■ Compito 1: In quale parrocchia si tiene la serata di testimonianza descritta nell'estratto del documento?

«Abbiamo capito, dalle parole di papa Leone pronunciate prima e durante il suo viaggio, che il Libano è talmente prezioso agli occhi della Chiesa che lui lo farà prezioso agli occhi del mondo. Siamo fiduciosi di poter vivere qualcosa di diverso, cambiando il corso della storia, a condizione di continuare a vedere la nostra vocazione radicata in Cristo. Di questo sono convinti specialmente i giovani: riprendiamo in mano la nostra vocazione».
Monsignor César Essayan, vicario apostolico di Beirut, vescovo della Chiesa latina del Libano, parla con emozione della visita che il Santo Padre ha compiuto nel Paese dei cedri, dal 30 novembre al 2 dicembre scorsi, nel contesto del primo viaggio apostolico svoltosi, come prima tappa, in Turchia per i 1700 anni del I Concilio Ecumenico di Nicea.
Accanto al Vicario apostolico, l’Arcivescovo, il rettore del Seminario Redemptoris Mater di Beirut, padre Bruté De Rémur, e don Carlo Giorgi – milanese di origine, da 9 anni prete in Libano -, per una serata di testimonianza che, nella parrocchia di Santa Barbara a San Donato milanese, vede riuniti tanti fedeli.
La speranza rinata con la visita del Papa
Dopo la Messa, presieduta dal vescovo Mario e concelebrata anche dal prevosto, don Umberto Bordoni, il dialogo prende avvio, proprio dalle parole di monsignor Essayan che dice. «Il Libano si sente una terra non sicura, però primane bellissima. É una continua avventura di evangelizzazione e di ricostruzione delle nostre persone per rimanere fedeli a Cristo, in una terra di guerra, ma anche di corruzione. Se c’è la guerra, infatti, è perché ci siamo venduti ai nostri capi politici e alle grandi potenze. Ma noi ci rigeneriamo ogni giorno con la preghiera, l’Eucaristia, l’incontro con la Parola di Dio, rispondendo a una grande domanda che la gente si è posta – “Dove è il Signore?” -, soprattutto dopo l’esplosione al porto di Beirut». La terribile tragedia che portò, nell’agosto del 2020, alla morte di 218 persone con il ferimento di 7000, e dove il Papa ha sostato in preghiera in uno dei momenti più simbolici e intensi della sua visita.

■ Voci elencate:
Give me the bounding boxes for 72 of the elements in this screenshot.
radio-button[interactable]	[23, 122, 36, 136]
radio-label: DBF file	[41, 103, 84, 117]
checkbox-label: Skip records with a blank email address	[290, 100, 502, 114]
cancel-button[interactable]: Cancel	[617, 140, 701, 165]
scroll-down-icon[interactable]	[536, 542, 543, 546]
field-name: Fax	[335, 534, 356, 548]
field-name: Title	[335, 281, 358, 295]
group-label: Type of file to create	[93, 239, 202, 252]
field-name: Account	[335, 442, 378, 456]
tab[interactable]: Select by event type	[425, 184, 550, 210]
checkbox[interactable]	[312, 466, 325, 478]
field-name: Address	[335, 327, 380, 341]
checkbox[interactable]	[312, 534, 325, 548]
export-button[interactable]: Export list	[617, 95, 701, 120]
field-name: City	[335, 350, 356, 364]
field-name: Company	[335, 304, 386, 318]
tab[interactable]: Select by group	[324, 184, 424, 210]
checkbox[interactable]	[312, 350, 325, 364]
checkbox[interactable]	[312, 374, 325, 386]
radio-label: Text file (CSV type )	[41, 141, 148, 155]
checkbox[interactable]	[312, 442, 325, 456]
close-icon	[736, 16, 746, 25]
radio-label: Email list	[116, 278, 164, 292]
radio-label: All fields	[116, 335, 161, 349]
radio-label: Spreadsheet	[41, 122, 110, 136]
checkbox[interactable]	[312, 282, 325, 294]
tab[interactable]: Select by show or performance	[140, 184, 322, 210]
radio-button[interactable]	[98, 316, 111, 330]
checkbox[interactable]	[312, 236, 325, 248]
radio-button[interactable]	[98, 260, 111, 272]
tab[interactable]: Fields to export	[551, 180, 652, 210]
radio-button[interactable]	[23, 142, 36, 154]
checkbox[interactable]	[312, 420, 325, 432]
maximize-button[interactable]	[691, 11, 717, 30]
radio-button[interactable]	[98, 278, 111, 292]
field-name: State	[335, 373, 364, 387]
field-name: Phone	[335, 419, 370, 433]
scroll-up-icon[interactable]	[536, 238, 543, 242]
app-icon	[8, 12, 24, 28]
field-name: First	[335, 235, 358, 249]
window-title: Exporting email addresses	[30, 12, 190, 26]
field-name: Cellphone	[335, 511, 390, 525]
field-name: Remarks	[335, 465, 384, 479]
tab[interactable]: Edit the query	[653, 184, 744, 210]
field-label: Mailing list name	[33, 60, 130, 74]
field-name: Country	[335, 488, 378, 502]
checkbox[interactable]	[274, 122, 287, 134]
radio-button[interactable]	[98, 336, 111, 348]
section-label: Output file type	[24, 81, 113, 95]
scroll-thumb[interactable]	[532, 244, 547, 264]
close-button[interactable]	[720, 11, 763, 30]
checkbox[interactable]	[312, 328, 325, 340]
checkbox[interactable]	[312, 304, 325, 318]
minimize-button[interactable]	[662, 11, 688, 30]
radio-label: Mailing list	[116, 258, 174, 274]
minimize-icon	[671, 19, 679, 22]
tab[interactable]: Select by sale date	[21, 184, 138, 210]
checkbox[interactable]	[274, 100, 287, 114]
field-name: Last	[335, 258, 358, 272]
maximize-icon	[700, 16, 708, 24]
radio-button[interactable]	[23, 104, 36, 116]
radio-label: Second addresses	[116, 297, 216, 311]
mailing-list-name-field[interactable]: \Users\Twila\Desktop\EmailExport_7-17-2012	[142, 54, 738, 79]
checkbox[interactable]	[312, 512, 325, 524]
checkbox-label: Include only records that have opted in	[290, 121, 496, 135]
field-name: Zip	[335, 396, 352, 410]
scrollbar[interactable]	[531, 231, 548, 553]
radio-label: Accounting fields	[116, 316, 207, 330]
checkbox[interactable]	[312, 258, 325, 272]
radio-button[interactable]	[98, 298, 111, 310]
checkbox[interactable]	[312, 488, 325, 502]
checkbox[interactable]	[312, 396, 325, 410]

■ Compito 2: Disponi come tabella Markdown, con le colonne Nr e Contenuto, le righe dei record che vanno dall'inizio fino alla riga contenente "140, 701, 165]", quest'ultima compresa, tralasciando le righe vuote.

■ Risposta completa 1: Nella parrocchia di Santa Barbara a San Donato milanese.

■ Risposta completa 2:
| Nr | Contenuto |
|---|---|
| 1 | Give me the bounding boxes for 72 of the elements in this screenshot. |
| 2 | radio-button[interactable]	[23, 122, 36, 136] |
| 3 | radio-label: DBF file	[41, 103, 84, 117] |
| 4 | checkbox-label: Skip records with a blank email address	[290, 100, 502, 114] |
| 5 | cancel-button[interactable]: Cancel	[617, 140, 701, 165] |